## Start
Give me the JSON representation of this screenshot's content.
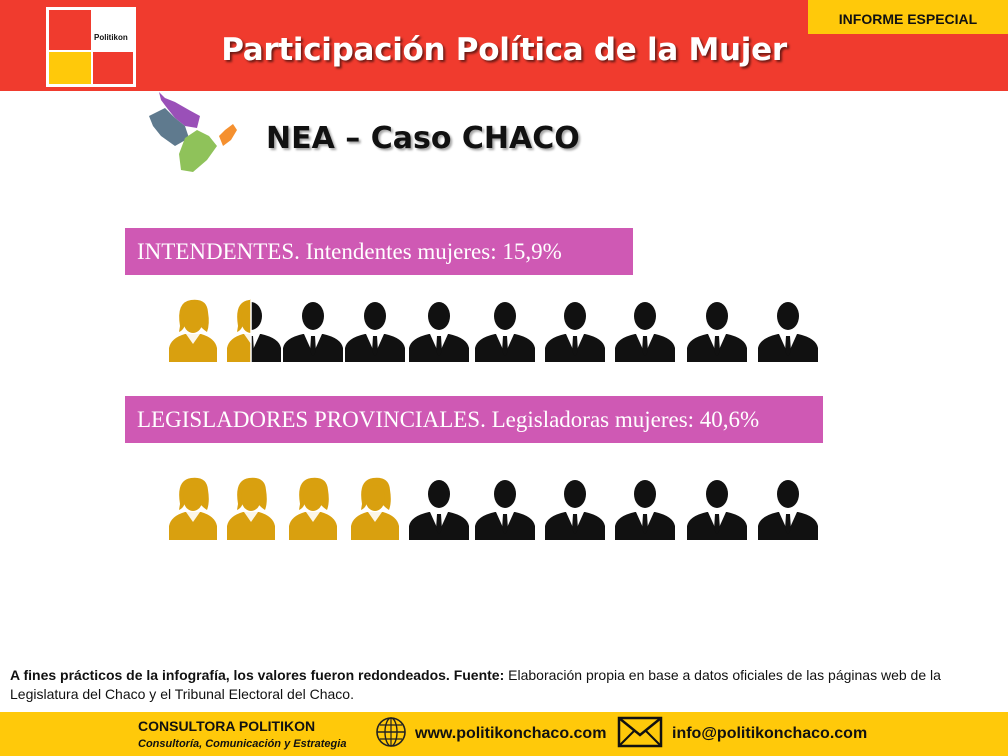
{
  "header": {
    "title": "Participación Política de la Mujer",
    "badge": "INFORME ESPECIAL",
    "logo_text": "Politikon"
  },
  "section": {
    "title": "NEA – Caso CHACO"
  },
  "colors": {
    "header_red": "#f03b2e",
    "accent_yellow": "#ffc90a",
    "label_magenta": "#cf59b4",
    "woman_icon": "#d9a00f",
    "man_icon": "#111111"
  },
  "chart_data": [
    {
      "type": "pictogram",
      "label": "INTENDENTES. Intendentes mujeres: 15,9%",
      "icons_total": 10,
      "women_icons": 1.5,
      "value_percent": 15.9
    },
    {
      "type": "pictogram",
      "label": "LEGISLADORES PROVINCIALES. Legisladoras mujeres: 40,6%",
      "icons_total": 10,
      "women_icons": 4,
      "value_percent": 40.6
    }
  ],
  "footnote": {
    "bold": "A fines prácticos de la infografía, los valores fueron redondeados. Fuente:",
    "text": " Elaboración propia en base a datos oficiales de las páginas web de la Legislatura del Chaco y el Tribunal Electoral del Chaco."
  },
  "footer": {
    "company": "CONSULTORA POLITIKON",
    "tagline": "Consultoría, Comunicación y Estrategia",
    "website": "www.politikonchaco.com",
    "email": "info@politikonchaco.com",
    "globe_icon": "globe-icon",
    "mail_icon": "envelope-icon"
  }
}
## End
- Short problem: Transcribe the preceding listing in its entirety and with exact wording, leaving out pictures.

- Finished answer:
Give me the JSON representation of this screenshot's content.
{
  "header": {
    "title": "Participación Política de la Mujer",
    "badge": "INFORME ESPECIAL",
    "logo_text": "Politikon"
  },
  "section": {
    "title": "NEA – Caso CHACO"
  },
  "colors": {
    "header_red": "#f03b2e",
    "accent_yellow": "#ffc90a",
    "label_magenta": "#cf59b4",
    "woman_icon": "#d9a00f",
    "man_icon": "#111111"
  },
  "chart_data": [
    {
      "type": "pictogram",
      "label": "INTENDENTES. Intendentes mujeres: 15,9%",
      "icons_total": 10,
      "women_icons": 1.5,
      "value_percent": 15.9
    },
    {
      "type": "pictogram",
      "label": "LEGISLADORES PROVINCIALES. Legisladoras mujeres: 40,6%",
      "icons_total": 10,
      "women_icons": 4,
      "value_percent": 40.6
    }
  ],
  "footnote": {
    "bold": "A fines prácticos de la infografía, los valores fueron redondeados. Fuente:",
    "text": " Elaboración propia en base a datos oficiales de las páginas web de la Legislatura del Chaco y el Tribunal Electoral del Chaco."
  },
  "footer": {
    "company": "CONSULTORA POLITIKON",
    "tagline": "Consultoría, Comunicación y Estrategia",
    "website": "www.politikonchaco.com",
    "email": "info@politikonchaco.com",
    "globe_icon": "globe-icon",
    "mail_icon": "envelope-icon"
  }
}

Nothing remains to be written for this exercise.